Passage ::
Exploring mechanisms linked to differentiation and function of dimorphic chloroplasts in the single cell C4 species Bienertia sinuspersici

Background: In the model single-cell C-4 plant Bienertia sinuspersici, chloroplast-and nuclear-encoded photosynthetic enzymes, characteristically confined to either bundle sheath or mesophyll cells in Kranz-type C-4 leaves, all occur together within individual leaf chlorenchyma cells. Intracellular separation of dimorphic chloroplasts and key enzymes within central and peripheral compartments allow for C-4 carbon fixation analogous to NAD-malic enzyme (NAD-ME) Kranz type species. Several methods were used to investigate dimorphic chloroplast differentiation in B. sinuspersici. Results: Confocal analysis revealed that Rubisco-containing chloroplasts in the central compartment chloroplasts (CCC) contained more photosystem II proteins than the peripheral compartment chloroplasts (PCC) which contain pyruvate, Pi dikinase (PPDK), a pattern analogous to the cell type-specific chloroplasts of many Kranz type NAD-ME species. Transient expression analysis using GFP fusion constructs containing various lengths of a B. sinuspersici Rubisco small subunit (RbcS) gene and the transit peptide of PPDK revealed that their import was not specific to either chloroplast type. Immunolocalization showed the rbcL-specific mRNA binding protein RLSB to be selectively localized to the CCC in B. sinuspersici, and to Rubisco-containing BS chloroplasts in the closely related Kranz species Suaeda taxifolia. Comparative fluorescence analyses were made using redox-sensitive and insensitive GFP forms, as well comparative staining using the peroxidase indicator 3,3-diaminobenzidine (DAB), which demonstrated differences in stromal redox potential, with the CCC having a more negative potential than the PCC. Conclusions: Both CCC RLSB localization and the differential chloroplast redox state are suggested to have a role in post-transcriptional rbcL expression.

Requirement 1 ::
Do the following statements agree with the abstract? For each, answer yes or no and quote the words of the abstract that decide it. (a) The central compartment chloroplasts contained more photosystem II proteins than the peripheral compartment chloroplasts. (b) Import of the GFP fusion constructs was specific to the peripheral compartment chloroplasts. (c) The peripheral compartment chloroplasts had a more negative stromal redox potential than the central compartment chloroplasts.
Requirement 2 ::
According to the abstract, in which closely related Kranz species was RLSB also immunolocalized, and to which chloroplasts?
The entries after this point are separate from the abstract.

Document structure recognition data ::
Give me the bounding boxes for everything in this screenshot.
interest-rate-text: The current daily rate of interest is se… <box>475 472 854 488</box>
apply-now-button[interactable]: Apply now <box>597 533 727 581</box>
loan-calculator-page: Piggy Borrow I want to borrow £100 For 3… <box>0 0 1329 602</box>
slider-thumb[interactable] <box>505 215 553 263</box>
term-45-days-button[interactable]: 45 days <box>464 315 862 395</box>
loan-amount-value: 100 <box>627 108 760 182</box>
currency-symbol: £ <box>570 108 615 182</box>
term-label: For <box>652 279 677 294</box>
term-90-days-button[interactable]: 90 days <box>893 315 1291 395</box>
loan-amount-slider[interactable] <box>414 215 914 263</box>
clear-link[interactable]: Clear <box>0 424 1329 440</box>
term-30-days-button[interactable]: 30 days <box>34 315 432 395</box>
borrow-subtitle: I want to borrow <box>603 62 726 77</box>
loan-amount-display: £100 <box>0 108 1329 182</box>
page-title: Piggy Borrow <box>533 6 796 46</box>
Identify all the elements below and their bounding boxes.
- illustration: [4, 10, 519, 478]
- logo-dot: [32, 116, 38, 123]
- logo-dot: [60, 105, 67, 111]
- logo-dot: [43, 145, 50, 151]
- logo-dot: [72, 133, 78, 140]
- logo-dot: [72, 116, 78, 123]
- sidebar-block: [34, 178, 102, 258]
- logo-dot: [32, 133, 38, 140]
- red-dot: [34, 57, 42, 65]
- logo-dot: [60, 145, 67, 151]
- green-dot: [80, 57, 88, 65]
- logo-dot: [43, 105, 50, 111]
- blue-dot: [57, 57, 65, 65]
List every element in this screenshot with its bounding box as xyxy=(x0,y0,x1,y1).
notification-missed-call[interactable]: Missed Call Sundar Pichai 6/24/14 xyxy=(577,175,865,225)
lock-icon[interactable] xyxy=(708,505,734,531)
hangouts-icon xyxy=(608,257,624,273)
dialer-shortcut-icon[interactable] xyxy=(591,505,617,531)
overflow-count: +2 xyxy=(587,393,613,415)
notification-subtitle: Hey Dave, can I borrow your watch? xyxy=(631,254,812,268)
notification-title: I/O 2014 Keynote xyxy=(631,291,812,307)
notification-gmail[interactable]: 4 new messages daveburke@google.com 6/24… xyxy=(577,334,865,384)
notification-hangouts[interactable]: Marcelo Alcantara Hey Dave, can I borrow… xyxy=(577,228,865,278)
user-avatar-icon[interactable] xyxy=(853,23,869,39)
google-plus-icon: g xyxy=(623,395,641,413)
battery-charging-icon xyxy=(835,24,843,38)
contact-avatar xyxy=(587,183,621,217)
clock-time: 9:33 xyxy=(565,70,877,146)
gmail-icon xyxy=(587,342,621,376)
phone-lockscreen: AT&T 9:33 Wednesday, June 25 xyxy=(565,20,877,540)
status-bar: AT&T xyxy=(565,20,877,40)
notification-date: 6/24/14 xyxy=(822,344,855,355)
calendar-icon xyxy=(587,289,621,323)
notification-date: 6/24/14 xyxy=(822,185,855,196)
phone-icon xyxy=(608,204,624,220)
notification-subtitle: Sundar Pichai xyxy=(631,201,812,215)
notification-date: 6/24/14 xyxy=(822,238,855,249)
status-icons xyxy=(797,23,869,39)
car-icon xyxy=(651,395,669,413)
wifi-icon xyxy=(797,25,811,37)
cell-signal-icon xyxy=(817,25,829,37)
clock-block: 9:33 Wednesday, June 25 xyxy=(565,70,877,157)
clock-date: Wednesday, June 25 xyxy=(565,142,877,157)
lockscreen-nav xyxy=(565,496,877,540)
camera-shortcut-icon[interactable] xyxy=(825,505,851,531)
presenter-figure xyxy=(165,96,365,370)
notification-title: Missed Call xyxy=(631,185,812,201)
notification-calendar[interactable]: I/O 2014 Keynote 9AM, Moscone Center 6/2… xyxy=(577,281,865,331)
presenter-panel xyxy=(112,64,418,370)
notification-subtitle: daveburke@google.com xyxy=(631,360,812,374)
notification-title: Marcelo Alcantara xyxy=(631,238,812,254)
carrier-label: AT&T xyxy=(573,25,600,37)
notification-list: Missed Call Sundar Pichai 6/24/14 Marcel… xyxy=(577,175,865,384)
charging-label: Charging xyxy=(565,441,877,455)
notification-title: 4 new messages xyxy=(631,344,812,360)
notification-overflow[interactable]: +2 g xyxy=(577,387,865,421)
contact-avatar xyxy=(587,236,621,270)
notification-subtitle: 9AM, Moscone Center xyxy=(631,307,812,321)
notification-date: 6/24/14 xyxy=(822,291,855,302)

Problem solution 1 ::
(a) Yes: "Rubisco-containing chloroplasts in the central compartment chloroplasts (CCC) contained more photosystem II proteins than the peripheral compartment chloroplasts (PCC)"
(b) No: "their import was not specific to either chloroplast type"
(c) No: "with the CCC having a more negative potential than the PCC"

Problem solution 2 ::
Suaeda taxifolia, where RLSB was localized to the Rubisco-containing BS chloroplasts.